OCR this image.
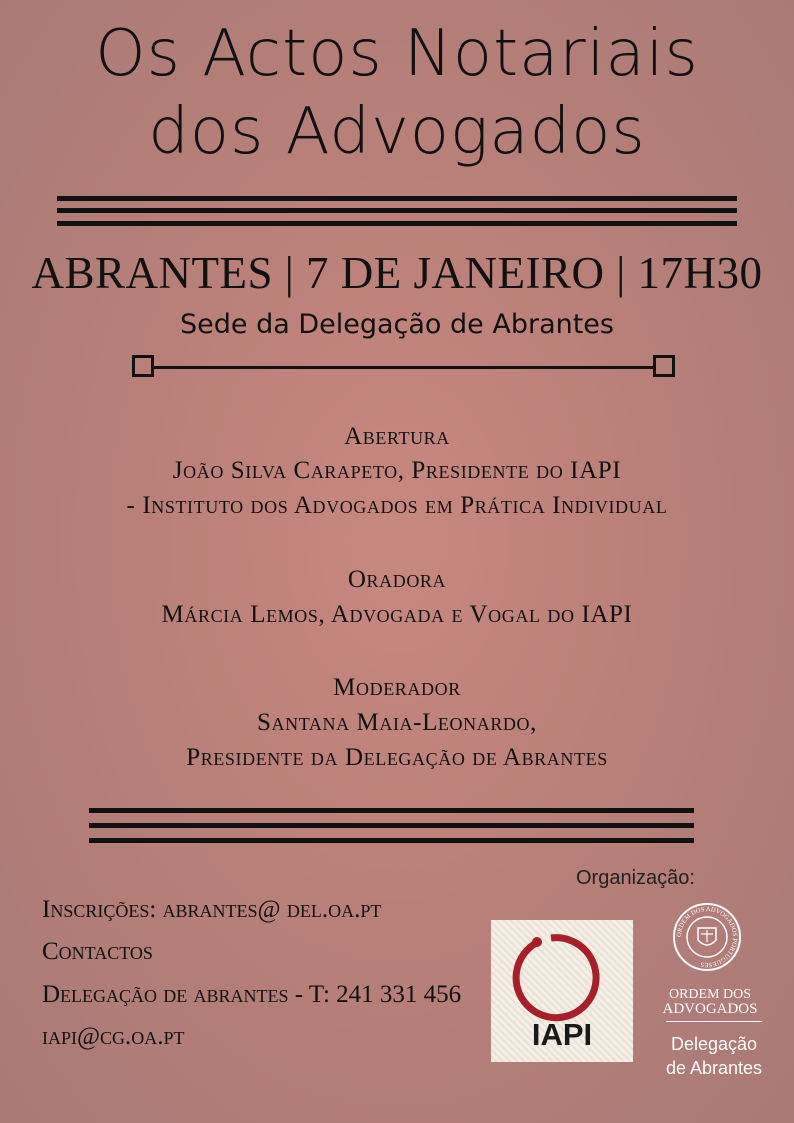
Os Actos Notariais
dos Advogados
ABRANTES | 7 DE JANEIRO | 17H30
Sede da Delegação de Abrantes
Abertura
João Silva Carapeto, Presidente do IAPI
- Instituto dos Advogados em Prática Individual
Oradora
Márcia Lemos, Advogada e Vogal do IAPI
Moderador
Santana Maia-Leonardo,
Presidente da Delegação de Abrantes
Inscrições: abrantes@ del.oa.pt
Contactos
Delegação de abrantes - T: 241 331 456
iapi@cg.oa.pt
Organização:
IAPI
ORDEM DOS ADVOGADOS PORTUGUESES
ORDEM DOS
ADVOGADOS
Delegação
de Abrantes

===

*Instruction:* Search the material above for "Delegação". Pull out each line where it shows up.

*Expected answer:*
Sede da Delegação de Abrantes
Presidente da Delegação de Abrantes
Delegação de abrantes - T: 241 331 456
Delegação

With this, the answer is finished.